→ **EXERCISE DIRECTIONS**
Transcribe every entry word for word, but skip the images.

→ **GIVEN INFORMATION**
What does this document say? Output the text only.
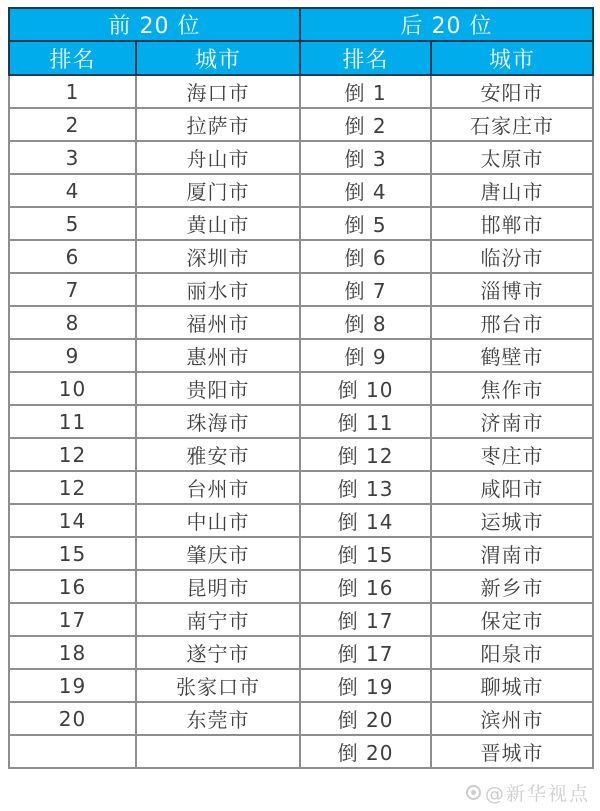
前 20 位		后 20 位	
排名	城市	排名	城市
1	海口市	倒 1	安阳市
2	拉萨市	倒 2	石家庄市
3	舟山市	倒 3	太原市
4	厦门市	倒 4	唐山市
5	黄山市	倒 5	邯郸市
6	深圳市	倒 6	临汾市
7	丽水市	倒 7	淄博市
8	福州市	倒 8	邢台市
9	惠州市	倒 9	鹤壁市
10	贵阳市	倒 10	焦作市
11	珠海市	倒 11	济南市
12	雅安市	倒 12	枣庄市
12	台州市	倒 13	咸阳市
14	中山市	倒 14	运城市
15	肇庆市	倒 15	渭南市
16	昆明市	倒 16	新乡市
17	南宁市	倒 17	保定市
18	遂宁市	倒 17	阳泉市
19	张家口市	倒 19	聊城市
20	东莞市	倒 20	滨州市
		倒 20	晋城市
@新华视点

→ **EXERCISE ANSWER**
What does this document say? Output the text only.
前 20 位		后 20 位	
排名	城市	排名	城市
1	海口市	倒 1	安阳市
2	拉萨市	倒 2	石家庄市
3	舟山市	倒 3	太原市
4	厦门市	倒 4	唐山市
5	黄山市	倒 5	邯郸市
6	深圳市	倒 6	临汾市
7	丽水市	倒 7	淄博市
8	福州市	倒 8	邢台市
9	惠州市	倒 9	鹤壁市
10	贵阳市	倒 10	焦作市
11	珠海市	倒 11	济南市
12	雅安市	倒 12	枣庄市
12	台州市	倒 13	咸阳市
14	中山市	倒 14	运城市
15	肇庆市	倒 15	渭南市
16	昆明市	倒 16	新乡市
17	南宁市	倒 17	保定市
18	遂宁市	倒 17	阳泉市
19	张家口市	倒 19	聊城市
20	东莞市	倒 20	滨州市
		倒 20	晋城市
@新华视点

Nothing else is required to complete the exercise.